__Data provided__
* * * * * * *
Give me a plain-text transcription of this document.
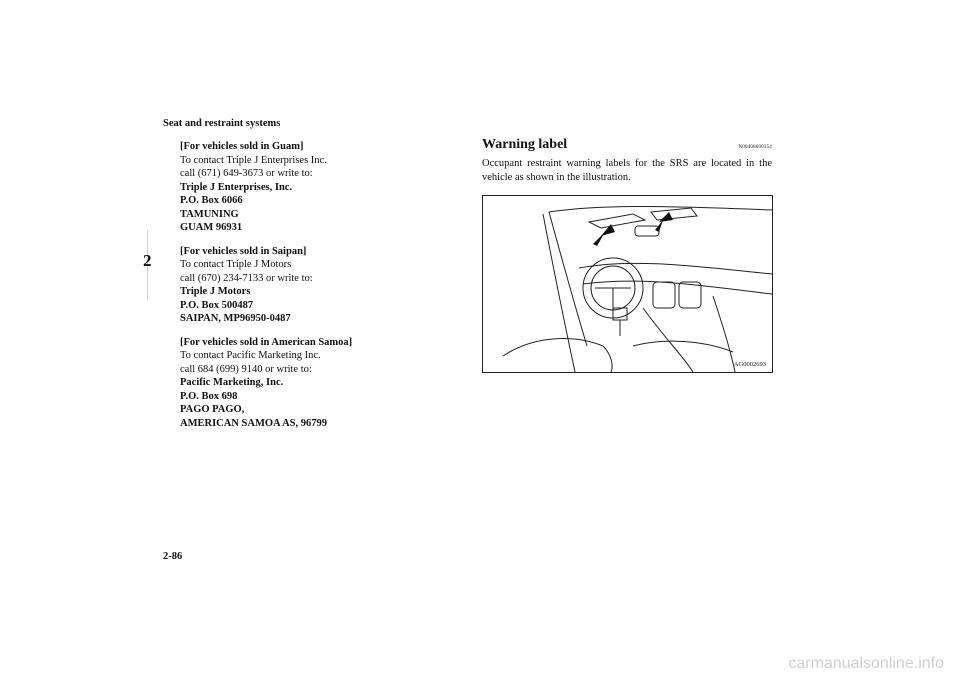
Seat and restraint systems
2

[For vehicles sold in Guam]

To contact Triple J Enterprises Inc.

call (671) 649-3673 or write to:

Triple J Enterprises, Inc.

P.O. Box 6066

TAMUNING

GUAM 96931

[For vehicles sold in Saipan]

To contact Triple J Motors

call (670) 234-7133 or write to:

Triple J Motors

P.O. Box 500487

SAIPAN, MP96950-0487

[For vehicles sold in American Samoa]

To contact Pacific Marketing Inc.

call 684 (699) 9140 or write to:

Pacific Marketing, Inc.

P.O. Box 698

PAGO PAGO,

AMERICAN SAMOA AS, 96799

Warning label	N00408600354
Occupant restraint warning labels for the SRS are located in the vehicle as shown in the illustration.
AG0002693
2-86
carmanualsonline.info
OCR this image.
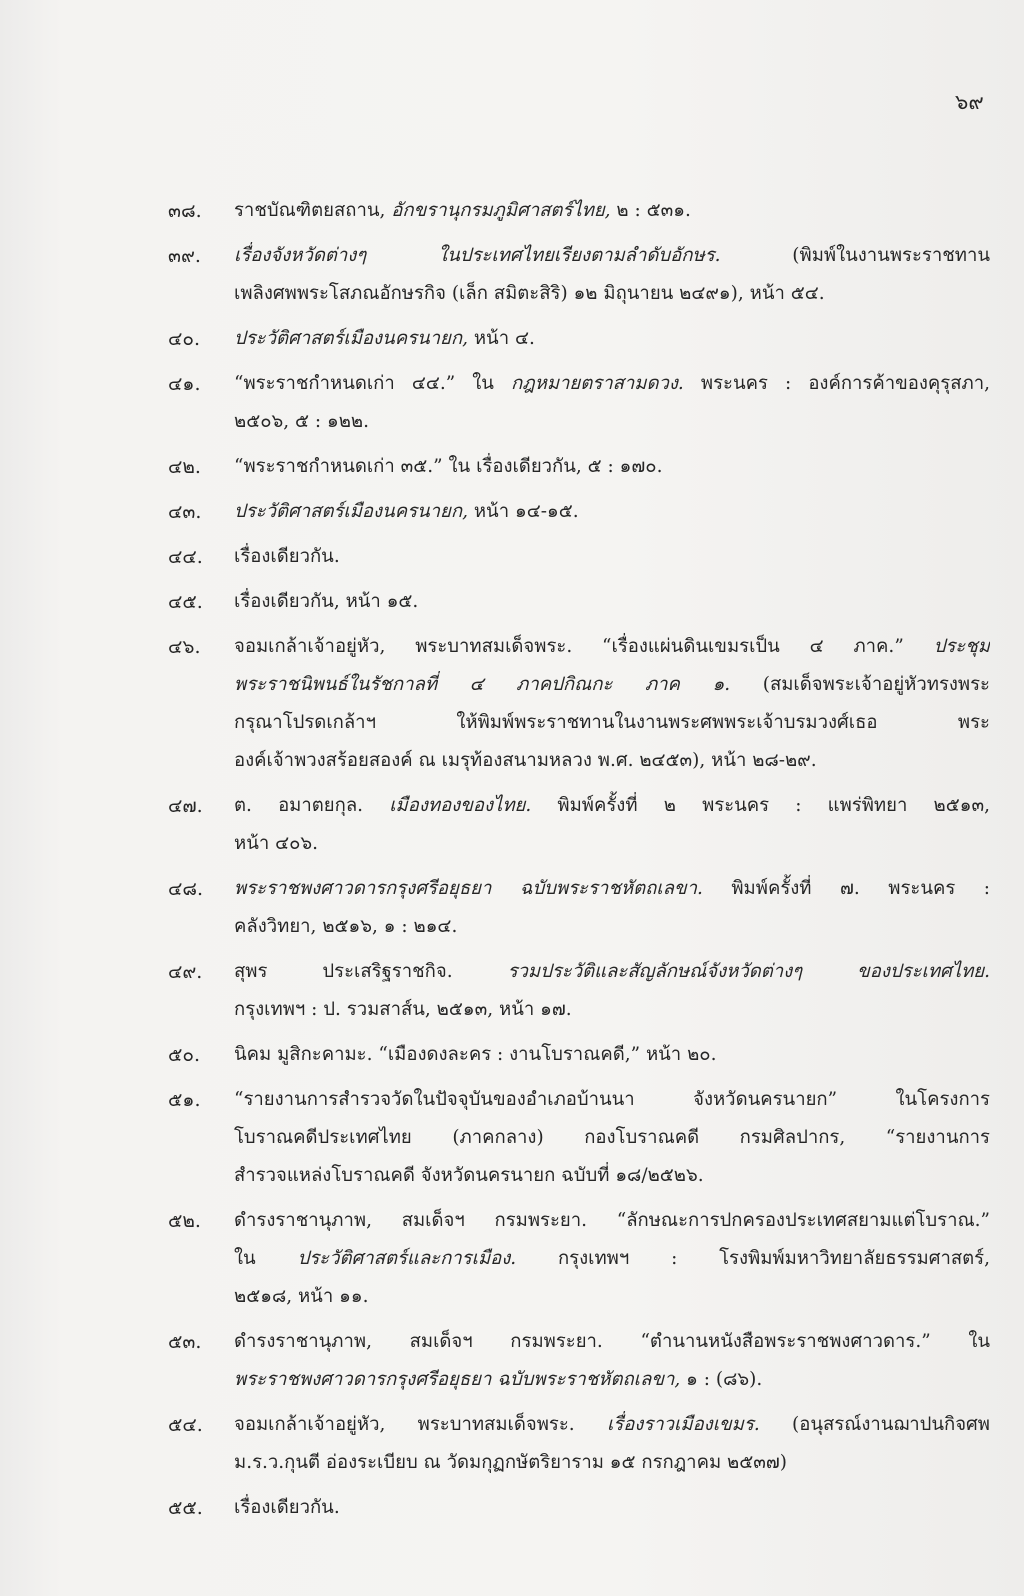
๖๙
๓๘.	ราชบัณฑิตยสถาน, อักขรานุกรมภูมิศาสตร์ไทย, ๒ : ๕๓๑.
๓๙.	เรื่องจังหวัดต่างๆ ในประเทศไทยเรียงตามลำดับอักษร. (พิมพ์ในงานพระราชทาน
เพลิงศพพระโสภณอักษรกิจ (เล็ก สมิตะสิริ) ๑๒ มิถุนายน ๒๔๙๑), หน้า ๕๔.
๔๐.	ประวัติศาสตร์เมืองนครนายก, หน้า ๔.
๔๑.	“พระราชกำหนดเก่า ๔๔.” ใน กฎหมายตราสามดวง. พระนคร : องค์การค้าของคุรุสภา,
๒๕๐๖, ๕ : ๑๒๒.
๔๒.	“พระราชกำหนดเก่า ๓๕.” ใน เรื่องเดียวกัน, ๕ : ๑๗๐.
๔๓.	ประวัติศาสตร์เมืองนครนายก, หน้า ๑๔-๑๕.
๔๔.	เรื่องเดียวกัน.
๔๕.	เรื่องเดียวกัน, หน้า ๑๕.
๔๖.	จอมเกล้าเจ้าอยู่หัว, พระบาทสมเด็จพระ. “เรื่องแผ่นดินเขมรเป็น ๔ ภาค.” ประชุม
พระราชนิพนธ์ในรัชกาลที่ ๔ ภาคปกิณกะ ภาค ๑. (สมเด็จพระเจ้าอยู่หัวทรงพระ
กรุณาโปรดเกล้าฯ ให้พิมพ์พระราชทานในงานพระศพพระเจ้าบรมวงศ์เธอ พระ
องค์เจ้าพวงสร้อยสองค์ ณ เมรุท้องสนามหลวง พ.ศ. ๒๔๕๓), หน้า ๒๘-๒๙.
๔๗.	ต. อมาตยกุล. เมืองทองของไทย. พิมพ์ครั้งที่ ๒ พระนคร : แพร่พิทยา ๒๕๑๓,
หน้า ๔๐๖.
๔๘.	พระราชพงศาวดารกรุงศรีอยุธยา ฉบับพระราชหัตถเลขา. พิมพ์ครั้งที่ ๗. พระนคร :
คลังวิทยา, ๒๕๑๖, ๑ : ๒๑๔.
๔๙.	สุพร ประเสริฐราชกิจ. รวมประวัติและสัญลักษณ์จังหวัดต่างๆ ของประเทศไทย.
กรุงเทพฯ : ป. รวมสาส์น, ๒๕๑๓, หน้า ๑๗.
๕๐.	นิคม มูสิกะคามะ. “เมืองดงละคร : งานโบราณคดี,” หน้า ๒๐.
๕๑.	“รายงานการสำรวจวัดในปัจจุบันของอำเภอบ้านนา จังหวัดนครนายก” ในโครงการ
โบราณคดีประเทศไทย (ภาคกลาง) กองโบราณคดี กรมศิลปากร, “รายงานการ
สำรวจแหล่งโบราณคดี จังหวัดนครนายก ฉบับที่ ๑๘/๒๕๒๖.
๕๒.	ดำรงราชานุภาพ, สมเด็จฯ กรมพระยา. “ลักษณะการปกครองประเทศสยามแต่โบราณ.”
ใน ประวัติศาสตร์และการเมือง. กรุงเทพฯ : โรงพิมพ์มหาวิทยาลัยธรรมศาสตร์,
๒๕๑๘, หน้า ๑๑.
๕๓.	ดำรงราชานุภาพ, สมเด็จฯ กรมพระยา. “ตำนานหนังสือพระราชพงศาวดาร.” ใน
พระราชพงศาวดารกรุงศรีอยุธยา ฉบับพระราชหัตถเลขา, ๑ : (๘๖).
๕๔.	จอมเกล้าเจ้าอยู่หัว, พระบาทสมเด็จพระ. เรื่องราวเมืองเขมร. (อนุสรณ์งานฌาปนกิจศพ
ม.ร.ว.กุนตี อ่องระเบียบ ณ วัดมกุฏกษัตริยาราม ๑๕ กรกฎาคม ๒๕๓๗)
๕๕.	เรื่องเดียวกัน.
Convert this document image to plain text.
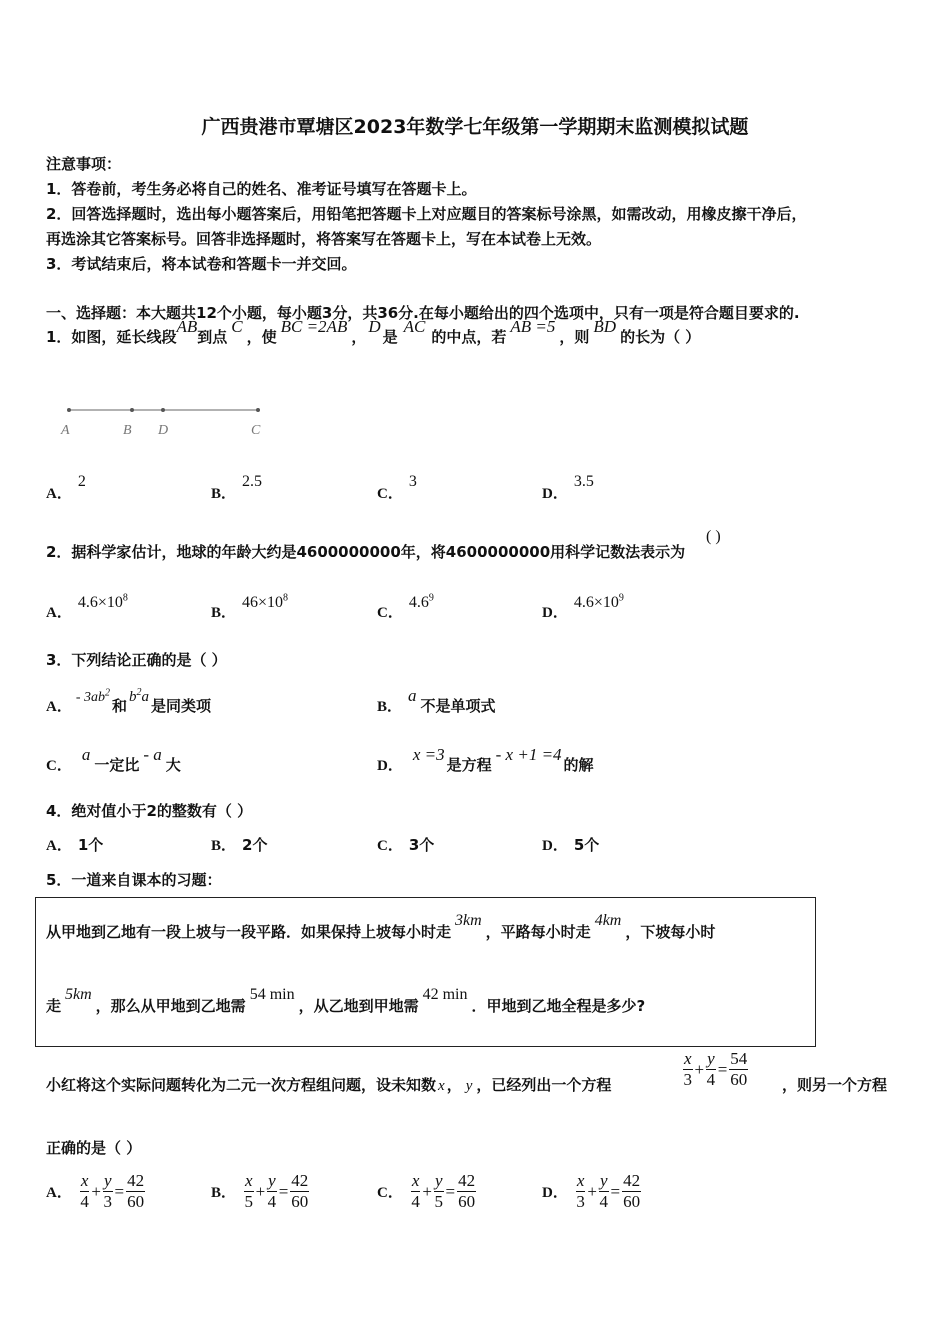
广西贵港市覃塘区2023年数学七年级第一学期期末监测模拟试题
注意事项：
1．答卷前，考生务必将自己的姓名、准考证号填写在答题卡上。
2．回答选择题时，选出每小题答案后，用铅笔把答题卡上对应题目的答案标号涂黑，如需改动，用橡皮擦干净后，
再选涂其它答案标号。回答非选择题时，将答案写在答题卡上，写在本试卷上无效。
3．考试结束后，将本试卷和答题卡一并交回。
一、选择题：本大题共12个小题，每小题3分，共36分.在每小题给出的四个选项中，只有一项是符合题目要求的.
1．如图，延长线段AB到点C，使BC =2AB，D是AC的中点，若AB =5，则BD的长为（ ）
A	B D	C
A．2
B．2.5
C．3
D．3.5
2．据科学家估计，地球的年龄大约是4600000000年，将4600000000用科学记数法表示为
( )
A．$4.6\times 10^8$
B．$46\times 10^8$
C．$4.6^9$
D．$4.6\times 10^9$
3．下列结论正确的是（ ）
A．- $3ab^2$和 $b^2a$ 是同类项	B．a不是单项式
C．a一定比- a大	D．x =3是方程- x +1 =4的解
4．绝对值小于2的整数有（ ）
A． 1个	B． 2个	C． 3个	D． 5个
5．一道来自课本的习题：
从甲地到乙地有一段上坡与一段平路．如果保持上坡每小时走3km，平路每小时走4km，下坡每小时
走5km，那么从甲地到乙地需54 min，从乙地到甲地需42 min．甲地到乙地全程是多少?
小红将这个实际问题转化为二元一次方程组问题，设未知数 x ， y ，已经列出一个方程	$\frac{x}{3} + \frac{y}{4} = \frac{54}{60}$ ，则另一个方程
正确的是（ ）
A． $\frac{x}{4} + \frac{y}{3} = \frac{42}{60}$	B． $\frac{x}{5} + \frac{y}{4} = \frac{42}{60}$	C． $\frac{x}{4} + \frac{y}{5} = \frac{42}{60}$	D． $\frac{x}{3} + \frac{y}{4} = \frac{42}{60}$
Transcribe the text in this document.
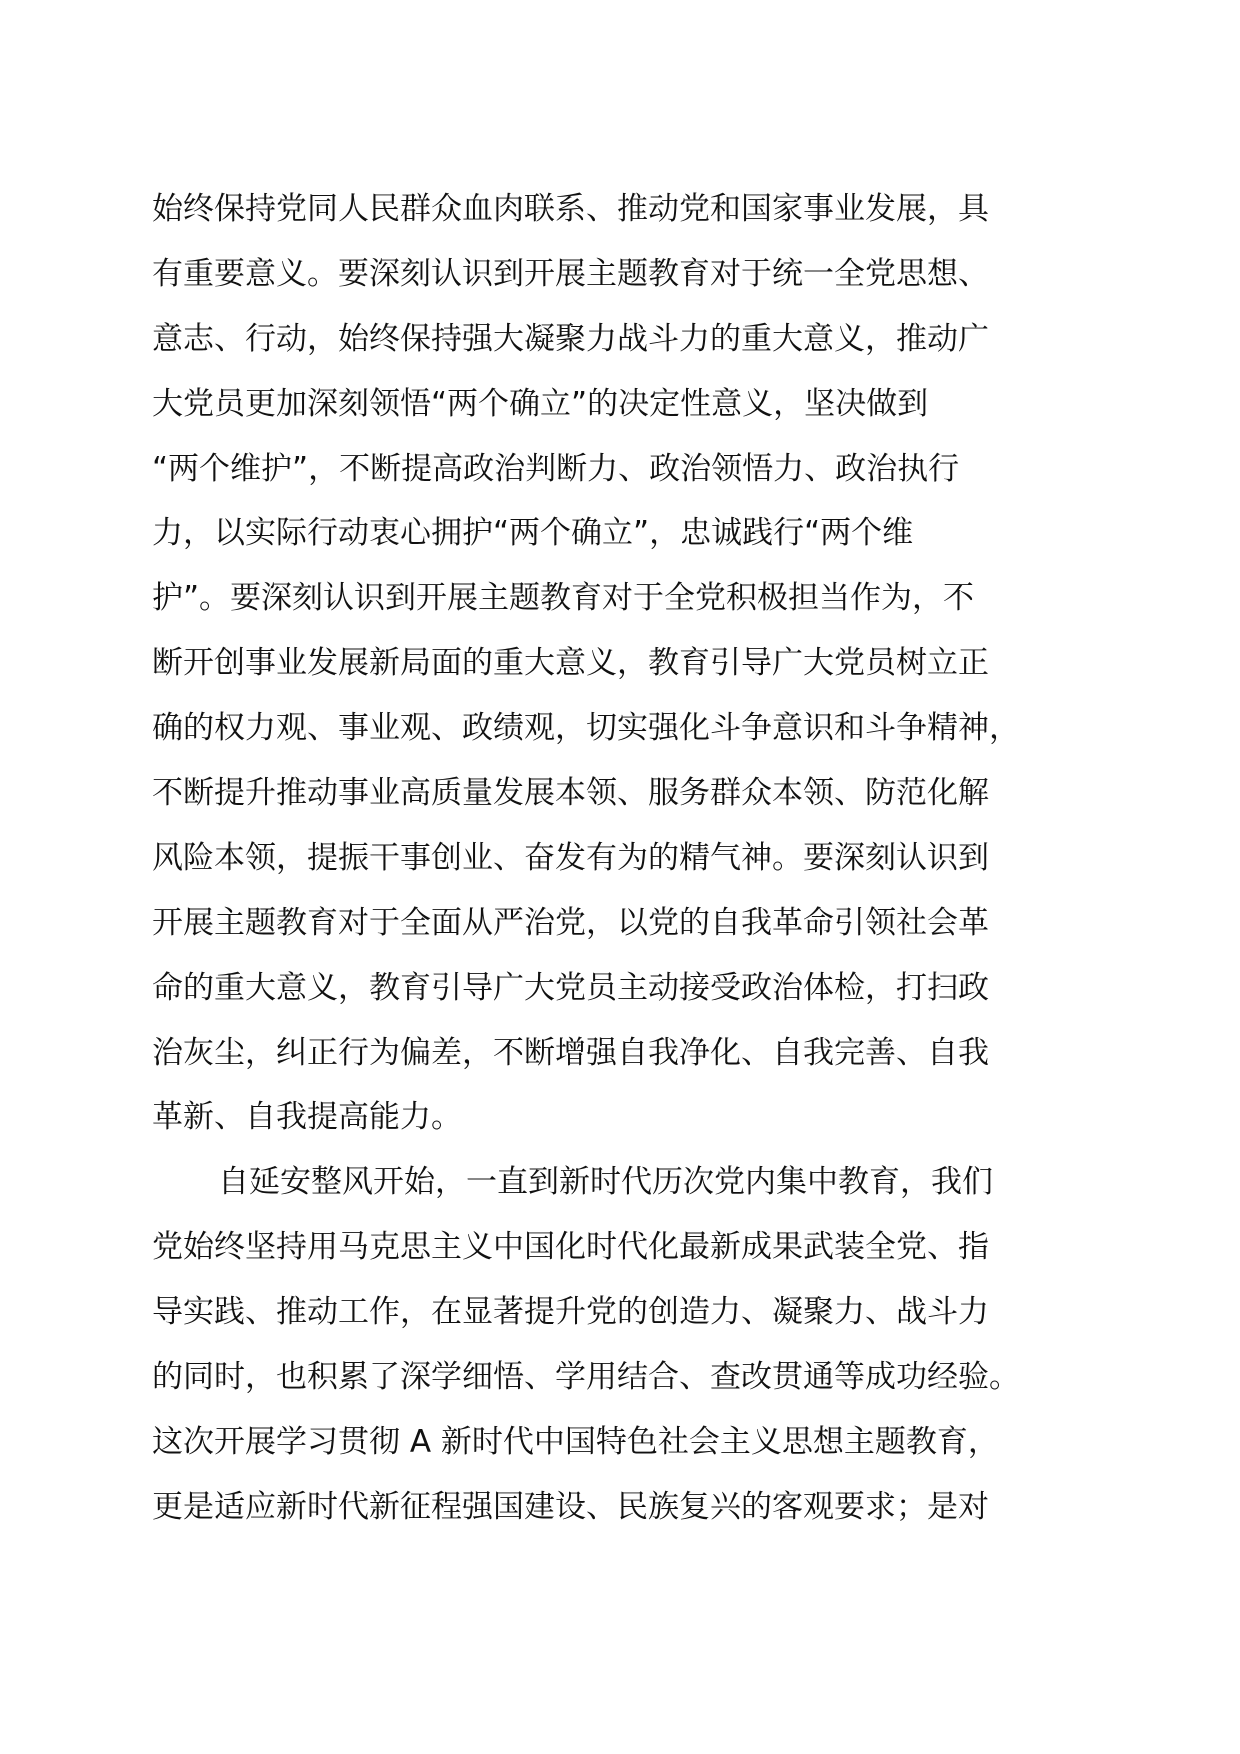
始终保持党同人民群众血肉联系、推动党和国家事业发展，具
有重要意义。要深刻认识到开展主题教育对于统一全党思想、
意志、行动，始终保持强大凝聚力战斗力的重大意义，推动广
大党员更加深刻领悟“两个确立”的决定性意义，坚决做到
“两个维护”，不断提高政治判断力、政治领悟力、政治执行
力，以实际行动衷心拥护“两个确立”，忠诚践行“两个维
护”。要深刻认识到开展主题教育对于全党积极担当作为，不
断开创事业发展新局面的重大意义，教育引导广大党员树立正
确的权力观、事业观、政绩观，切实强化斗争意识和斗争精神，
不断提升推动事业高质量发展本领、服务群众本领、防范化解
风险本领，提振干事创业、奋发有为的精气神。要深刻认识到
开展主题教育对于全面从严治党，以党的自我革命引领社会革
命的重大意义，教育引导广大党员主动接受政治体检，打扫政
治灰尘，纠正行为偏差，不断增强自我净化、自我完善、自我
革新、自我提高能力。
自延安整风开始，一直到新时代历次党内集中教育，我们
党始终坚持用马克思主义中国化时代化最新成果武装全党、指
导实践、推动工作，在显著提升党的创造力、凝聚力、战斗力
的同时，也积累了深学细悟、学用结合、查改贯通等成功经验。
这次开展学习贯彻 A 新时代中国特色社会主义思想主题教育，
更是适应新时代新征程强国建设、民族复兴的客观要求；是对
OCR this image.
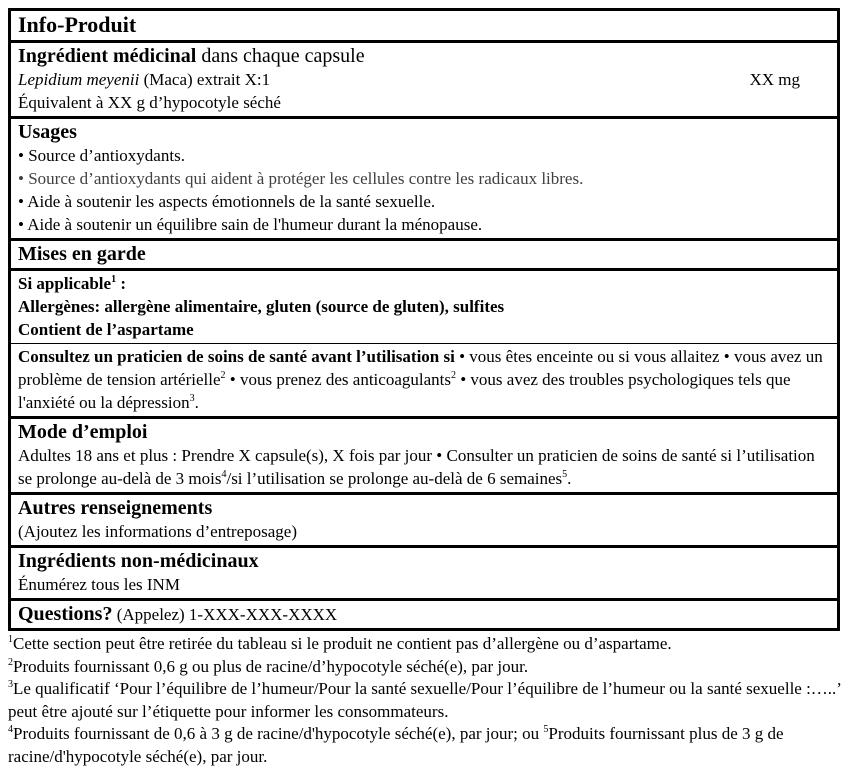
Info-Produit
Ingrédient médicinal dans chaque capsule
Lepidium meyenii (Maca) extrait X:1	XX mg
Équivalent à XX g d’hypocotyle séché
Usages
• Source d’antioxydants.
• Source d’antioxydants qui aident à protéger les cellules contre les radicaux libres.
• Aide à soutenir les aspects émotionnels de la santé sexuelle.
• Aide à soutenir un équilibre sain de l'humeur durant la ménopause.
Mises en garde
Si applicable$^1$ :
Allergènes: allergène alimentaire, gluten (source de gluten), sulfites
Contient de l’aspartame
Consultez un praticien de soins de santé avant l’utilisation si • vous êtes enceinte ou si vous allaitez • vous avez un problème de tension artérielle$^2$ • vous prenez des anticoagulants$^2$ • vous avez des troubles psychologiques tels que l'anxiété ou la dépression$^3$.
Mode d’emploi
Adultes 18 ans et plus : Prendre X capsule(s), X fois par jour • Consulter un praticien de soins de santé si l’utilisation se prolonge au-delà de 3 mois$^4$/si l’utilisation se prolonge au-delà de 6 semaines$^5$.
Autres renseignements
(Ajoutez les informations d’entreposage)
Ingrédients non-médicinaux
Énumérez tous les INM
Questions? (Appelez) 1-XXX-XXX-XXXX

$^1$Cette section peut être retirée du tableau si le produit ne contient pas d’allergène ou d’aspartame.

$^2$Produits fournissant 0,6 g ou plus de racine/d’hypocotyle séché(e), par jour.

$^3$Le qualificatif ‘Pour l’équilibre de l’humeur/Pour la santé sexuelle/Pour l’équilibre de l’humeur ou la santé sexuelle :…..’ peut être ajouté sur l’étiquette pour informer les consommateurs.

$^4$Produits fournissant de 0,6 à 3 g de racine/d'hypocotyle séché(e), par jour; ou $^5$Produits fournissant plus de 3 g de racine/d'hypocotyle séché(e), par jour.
* * * * * * *
Pull out all lines from the entries above in which the word "两个确立" appears.

大党员更加深刻领悟“两个确立”的决定性意义，坚决做到
力，以实际行动衷心拥护“两个确立”，忠诚践行“两个维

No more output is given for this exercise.